Work required
Can you restate the records below word for word?

-*-*-

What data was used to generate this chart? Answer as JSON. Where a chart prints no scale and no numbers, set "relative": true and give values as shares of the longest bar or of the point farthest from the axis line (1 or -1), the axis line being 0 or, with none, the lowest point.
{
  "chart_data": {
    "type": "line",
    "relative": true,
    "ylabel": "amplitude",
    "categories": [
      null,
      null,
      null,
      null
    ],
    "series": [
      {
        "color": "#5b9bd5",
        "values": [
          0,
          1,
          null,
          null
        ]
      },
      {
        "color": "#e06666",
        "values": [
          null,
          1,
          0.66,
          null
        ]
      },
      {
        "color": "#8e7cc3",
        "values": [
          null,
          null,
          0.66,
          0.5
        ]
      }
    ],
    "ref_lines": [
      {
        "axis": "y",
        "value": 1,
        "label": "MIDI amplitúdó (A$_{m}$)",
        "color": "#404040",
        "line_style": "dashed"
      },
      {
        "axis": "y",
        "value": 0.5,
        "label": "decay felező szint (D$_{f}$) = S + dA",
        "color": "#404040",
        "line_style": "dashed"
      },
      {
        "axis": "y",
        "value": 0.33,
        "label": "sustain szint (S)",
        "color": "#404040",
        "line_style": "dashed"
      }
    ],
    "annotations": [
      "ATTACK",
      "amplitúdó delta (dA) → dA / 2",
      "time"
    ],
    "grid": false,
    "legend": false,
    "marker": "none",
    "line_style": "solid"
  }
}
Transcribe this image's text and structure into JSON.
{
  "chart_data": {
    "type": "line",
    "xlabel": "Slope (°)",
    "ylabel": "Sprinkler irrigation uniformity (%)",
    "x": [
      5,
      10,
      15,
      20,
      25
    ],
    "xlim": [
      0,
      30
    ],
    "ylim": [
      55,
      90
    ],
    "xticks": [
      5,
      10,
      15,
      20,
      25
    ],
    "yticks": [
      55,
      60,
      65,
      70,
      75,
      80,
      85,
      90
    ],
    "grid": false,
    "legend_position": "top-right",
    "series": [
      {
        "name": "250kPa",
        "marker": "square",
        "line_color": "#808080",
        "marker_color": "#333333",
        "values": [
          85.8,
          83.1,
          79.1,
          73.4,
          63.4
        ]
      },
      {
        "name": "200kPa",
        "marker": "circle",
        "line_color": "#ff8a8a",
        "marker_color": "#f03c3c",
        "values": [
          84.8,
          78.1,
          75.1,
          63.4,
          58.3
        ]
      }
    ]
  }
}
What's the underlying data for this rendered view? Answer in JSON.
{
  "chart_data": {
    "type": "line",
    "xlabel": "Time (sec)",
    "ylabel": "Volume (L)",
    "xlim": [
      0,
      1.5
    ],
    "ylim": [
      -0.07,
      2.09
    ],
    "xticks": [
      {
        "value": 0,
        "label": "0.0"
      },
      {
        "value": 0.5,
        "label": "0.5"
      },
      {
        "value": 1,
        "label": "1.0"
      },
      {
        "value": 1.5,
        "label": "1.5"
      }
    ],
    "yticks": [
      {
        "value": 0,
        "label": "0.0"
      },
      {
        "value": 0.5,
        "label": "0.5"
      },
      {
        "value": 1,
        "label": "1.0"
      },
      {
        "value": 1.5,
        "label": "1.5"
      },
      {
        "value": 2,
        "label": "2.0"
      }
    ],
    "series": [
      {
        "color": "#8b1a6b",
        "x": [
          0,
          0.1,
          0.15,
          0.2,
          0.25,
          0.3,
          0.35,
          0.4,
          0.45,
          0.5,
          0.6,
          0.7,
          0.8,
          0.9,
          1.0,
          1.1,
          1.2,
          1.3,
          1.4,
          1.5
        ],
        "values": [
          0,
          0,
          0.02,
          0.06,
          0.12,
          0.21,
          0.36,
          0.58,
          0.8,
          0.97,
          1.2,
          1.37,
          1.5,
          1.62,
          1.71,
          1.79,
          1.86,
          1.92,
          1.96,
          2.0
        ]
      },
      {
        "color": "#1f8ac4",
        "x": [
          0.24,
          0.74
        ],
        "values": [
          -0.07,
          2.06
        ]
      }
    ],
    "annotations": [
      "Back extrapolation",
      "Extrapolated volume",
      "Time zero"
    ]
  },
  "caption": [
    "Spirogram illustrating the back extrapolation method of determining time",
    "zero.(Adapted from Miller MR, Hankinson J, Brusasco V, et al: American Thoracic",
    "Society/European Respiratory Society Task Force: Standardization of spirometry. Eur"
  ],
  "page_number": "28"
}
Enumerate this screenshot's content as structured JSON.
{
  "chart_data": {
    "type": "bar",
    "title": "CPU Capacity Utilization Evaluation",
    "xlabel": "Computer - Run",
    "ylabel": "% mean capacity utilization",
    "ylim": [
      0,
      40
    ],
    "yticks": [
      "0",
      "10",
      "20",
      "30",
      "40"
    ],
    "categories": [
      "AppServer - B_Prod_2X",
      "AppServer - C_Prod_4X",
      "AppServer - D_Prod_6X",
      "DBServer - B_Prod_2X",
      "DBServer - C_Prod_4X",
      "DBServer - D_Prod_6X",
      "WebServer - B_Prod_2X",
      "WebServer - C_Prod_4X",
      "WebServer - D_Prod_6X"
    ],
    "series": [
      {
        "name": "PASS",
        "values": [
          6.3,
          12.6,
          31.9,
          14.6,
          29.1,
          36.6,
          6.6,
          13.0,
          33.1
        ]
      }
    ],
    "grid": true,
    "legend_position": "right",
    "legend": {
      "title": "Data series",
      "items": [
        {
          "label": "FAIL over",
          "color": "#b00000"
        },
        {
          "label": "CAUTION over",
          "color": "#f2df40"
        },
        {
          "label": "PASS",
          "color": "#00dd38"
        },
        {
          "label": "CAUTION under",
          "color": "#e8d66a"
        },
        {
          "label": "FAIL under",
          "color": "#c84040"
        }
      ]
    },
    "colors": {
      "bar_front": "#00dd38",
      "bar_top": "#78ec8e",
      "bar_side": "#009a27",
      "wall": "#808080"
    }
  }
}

-*-*-

Expected answer
What data was used to generate this chart? Answer as JSON. Where a chart prints no scale and no numbers, set "relative": true and give values as shares of the longest bar or of the point farthest from the axis line (1 or -1), the axis line being 0 or, with none, the lowest point.
{
  "chart_data": {
    "type": "line",
    "relative": true,
    "ylabel": "amplitude",
    "categories": [
      null,
      null,
      null,
      null
    ],
    "series": [
      {
        "color": "#5b9bd5",
        "values": [
          0,
          1,
          null,
          null
        ]
      },
      {
        "color": "#e06666",
        "values": [
          null,
          1,
          0.66,
          null
        ]
      },
      {
        "color": "#8e7cc3",
        "values": [
          null,
          null,
          0.66,
          0.5
        ]
      }
    ],
    "ref_lines": [
      {
        "axis": "y",
        "value": 1,
        "label": "MIDI amplitúdó (A$_{m}$)",
        "color": "#404040",
        "line_style": "dashed"
      },
      {
        "axis": "y",
        "value": 0.5,
        "label": "decay felező szint (D$_{f}$) = S + dA",
        "color": "#404040",
        "line_style": "dashed"
      },
      {
        "axis": "y",
        "value": 0.33,
        "label": "sustain szint (S)",
        "color": "#404040",
        "line_style": "dashed"
      }
    ],
    "annotations": [
      "ATTACK",
      "amplitúdó delta (dA) → dA / 2",
      "time"
    ],
    "grid": false,
    "legend": false,
    "marker": "none",
    "line_style": "solid"
  }
}
Transcribe this image's text and structure into JSON.
{
  "chart_data": {
    "type": "line",
    "xlabel": "Slope (°)",
    "ylabel": "Sprinkler irrigation uniformity (%)",
    "x": [
      5,
      10,
      15,
      20,
      25
    ],
    "xlim": [
      0,
      30
    ],
    "ylim": [
      55,
      90
    ],
    "xticks": [
      5,
      10,
      15,
      20,
      25
    ],
    "yticks": [
      55,
      60,
      65,
      70,
      75,
      80,
      85,
      90
    ],
    "grid": false,
    "legend_position": "top-right",
    "series": [
      {
        "name": "250kPa",
        "marker": "square",
        "line_color": "#808080",
        "marker_color": "#333333",
        "values": [
          85.8,
          83.1,
          79.1,
          73.4,
          63.4
        ]
      },
      {
        "name": "200kPa",
        "marker": "circle",
        "line_color": "#ff8a8a",
        "marker_color": "#f03c3c",
        "values": [
          84.8,
          78.1,
          75.1,
          63.4,
          58.3
        ]
      }
    ]
  }
}
What's the underlying data for this rendered view? Answer in JSON.
{
  "chart_data": {
    "type": "line",
    "xlabel": "Time (sec)",
    "ylabel": "Volume (L)",
    "xlim": [
      0,
      1.5
    ],
    "ylim": [
      -0.07,
      2.09
    ],
    "xticks": [
      {
        "value": 0,
        "label": "0.0"
      },
      {
        "value": 0.5,
        "label": "0.5"
      },
      {
        "value": 1,
        "label": "1.0"
      },
      {
        "value": 1.5,
        "label": "1.5"
      }
    ],
    "yticks": [
      {
        "value": 0,
        "label": "0.0"
      },
      {
        "value": 0.5,
        "label": "0.5"
      },
      {
        "value": 1,
        "label": "1.0"
      },
      {
        "value": 1.5,
        "label": "1.5"
      },
      {
        "value": 2,
        "label": "2.0"
      }
    ],
    "series": [
      {
        "color": "#8b1a6b",
        "x": [
          0,
          0.1,
          0.15,
          0.2,
          0.25,
          0.3,
          0.35,
          0.4,
          0.45,
          0.5,
          0.6,
          0.7,
          0.8,
          0.9,
          1.0,
          1.1,
          1.2,
          1.3,
          1.4,
          1.5
        ],
        "values": [
          0,
          0,
          0.02,
          0.06,
          0.12,
          0.21,
          0.36,
          0.58,
          0.8,
          0.97,
          1.2,
          1.37,
          1.5,
          1.62,
          1.71,
          1.79,
          1.86,
          1.92,
          1.96,
          2.0
        ]
      },
      {
        "color": "#1f8ac4",
        "x": [
          0.24,
          0.74
        ],
        "values": [
          -0.07,
          2.06
        ]
      }
    ],
    "annotations": [
      "Back extrapolation",
      "Extrapolated volume",
      "Time zero"
    ]
  },
  "caption": [
    "Spirogram illustrating the back extrapolation method of determining time",
    "zero.(Adapted from Miller MR, Hankinson J, Brusasco V, et al: American Thoracic",
    "Society/European Respiratory Society Task Force: Standardization of spirometry. Eur"
  ],
  "page_number": "28"
}
Enumerate this screenshot's content as structured JSON.
{
  "chart_data": {
    "type": "bar",
    "title": "CPU Capacity Utilization Evaluation",
    "xlabel": "Computer - Run",
    "ylabel": "% mean capacity utilization",
    "ylim": [
      0,
      40
    ],
    "yticks": [
      "0",
      "10",
      "20",
      "30",
      "40"
    ],
    "categories": [
      "AppServer - B_Prod_2X",
      "AppServer - C_Prod_4X",
      "AppServer - D_Prod_6X",
      "DBServer - B_Prod_2X",
      "DBServer - C_Prod_4X",
      "DBServer - D_Prod_6X",
      "WebServer - B_Prod_2X",
      "WebServer - C_Prod_4X",
      "WebServer - D_Prod_6X"
    ],
    "series": [
      {
        "name": "PASS",
        "values": [
          6.3,
          12.6,
          31.9,
          14.6,
          29.1,
          36.6,
          6.6,
          13.0,
          33.1
        ]
      }
    ],
    "grid": true,
    "legend_position": "right",
    "legend": {
      "title": "Data series",
      "items": [
        {
          "label": "FAIL over",
          "color": "#b00000"
        },
        {
          "label": "CAUTION over",
          "color": "#f2df40"
        },
        {
          "label": "PASS",
          "color": "#00dd38"
        },
        {
          "label": "CAUTION under",
          "color": "#e8d66a"
        },
        {
          "label": "FAIL under",
          "color": "#c84040"
        }
      ]
    },
    "colors": {
      "bar_front": "#00dd38",
      "bar_top": "#78ec8e",
      "bar_side": "#009a27",
      "wall": "#808080"
    }
  }
}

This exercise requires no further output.